━━━━━ STORED ROWS ━━━━━
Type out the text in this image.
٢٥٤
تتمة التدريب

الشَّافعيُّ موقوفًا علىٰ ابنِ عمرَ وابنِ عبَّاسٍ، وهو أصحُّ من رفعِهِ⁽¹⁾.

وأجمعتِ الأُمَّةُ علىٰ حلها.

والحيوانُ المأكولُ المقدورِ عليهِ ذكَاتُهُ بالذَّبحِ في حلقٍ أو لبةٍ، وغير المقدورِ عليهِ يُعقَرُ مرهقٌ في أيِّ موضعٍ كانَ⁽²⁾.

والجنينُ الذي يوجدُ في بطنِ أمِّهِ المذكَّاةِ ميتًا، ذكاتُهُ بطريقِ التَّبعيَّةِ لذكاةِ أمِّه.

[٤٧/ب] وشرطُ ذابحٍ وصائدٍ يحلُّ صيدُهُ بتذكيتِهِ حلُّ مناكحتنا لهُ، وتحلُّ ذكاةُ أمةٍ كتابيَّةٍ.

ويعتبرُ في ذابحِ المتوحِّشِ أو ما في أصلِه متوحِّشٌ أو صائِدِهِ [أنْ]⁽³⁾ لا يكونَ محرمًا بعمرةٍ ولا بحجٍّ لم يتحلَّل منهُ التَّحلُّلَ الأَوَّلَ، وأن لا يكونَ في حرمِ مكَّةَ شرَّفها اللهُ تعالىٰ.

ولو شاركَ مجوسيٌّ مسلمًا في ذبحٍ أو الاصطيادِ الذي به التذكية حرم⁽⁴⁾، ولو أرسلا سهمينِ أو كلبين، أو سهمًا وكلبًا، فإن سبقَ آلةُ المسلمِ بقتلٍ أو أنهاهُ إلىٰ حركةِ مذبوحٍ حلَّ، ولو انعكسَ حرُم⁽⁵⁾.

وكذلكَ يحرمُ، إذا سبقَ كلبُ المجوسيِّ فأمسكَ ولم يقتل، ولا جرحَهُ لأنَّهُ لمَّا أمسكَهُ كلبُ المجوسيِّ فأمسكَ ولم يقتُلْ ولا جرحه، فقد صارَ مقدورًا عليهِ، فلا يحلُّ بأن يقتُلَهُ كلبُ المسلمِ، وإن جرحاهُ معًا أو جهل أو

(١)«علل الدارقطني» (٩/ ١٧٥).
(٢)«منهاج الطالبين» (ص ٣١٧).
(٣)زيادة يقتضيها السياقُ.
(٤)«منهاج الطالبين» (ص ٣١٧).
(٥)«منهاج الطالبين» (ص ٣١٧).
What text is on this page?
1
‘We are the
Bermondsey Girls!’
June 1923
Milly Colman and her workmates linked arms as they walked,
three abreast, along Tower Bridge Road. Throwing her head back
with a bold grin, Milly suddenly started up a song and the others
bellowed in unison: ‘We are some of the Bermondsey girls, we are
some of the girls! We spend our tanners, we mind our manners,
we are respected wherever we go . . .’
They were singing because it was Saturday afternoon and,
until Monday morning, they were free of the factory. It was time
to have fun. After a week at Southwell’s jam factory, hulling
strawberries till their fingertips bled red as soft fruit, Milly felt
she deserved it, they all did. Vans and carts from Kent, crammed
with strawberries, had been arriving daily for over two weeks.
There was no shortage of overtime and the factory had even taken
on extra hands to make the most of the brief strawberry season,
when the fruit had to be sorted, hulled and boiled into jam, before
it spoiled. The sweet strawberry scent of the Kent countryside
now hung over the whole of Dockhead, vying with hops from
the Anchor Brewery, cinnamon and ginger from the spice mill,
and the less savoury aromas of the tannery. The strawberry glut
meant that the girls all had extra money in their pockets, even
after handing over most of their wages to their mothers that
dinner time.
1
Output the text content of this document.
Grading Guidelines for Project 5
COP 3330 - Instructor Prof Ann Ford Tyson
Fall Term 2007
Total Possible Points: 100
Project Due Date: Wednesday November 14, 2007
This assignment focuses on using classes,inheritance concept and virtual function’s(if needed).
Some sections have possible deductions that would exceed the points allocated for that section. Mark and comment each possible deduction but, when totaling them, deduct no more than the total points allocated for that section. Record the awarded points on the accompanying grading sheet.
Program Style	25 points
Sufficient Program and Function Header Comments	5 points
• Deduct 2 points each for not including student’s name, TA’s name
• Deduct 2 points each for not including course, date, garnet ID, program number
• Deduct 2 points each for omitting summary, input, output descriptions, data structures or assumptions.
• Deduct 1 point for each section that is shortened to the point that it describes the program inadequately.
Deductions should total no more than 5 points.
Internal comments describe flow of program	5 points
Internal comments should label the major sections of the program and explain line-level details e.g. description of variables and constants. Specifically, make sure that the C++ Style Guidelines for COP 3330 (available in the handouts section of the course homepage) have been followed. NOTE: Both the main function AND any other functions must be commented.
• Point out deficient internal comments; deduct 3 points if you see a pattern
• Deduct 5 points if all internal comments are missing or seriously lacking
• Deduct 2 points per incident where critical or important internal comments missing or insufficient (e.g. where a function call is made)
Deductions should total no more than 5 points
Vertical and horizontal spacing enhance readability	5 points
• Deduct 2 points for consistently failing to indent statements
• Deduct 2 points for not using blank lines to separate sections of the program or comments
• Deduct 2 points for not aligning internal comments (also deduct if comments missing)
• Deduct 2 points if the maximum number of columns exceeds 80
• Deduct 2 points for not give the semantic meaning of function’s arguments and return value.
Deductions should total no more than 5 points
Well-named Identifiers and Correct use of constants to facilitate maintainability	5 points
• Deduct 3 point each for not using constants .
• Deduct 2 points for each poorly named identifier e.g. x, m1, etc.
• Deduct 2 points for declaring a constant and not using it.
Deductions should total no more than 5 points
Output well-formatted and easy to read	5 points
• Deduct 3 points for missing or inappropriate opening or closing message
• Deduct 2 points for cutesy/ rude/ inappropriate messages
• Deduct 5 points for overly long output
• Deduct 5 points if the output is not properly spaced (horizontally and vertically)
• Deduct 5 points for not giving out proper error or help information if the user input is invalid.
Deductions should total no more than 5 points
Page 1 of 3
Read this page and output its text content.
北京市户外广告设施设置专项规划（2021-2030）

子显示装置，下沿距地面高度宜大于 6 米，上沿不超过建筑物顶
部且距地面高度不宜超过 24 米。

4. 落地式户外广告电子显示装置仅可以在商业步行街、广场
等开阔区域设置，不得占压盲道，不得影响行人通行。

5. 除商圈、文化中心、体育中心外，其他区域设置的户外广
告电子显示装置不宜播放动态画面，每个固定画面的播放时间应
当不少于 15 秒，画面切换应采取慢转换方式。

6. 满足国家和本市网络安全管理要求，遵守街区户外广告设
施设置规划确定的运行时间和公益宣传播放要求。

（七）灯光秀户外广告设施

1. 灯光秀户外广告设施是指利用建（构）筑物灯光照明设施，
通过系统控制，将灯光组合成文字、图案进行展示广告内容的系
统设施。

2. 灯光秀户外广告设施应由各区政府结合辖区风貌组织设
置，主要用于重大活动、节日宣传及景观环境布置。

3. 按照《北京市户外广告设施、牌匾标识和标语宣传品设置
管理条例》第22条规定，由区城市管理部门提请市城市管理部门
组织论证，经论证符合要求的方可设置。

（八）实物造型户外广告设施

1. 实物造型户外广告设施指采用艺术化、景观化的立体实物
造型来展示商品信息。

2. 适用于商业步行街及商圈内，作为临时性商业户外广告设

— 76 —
━━━━━
TASK STATEMENT: Extract, from the material above, each line holding the word "when".

REPLY:
when the fruit had to be sorted, hulled and boiled into jam, before
Some sections have possible deductions that would exceed the points allocated for that section. Mark and comment each possible deduction but, when totaling them, deduct no more than the total points allocated for that section. Record the awarded points on the accompanying grading sheet.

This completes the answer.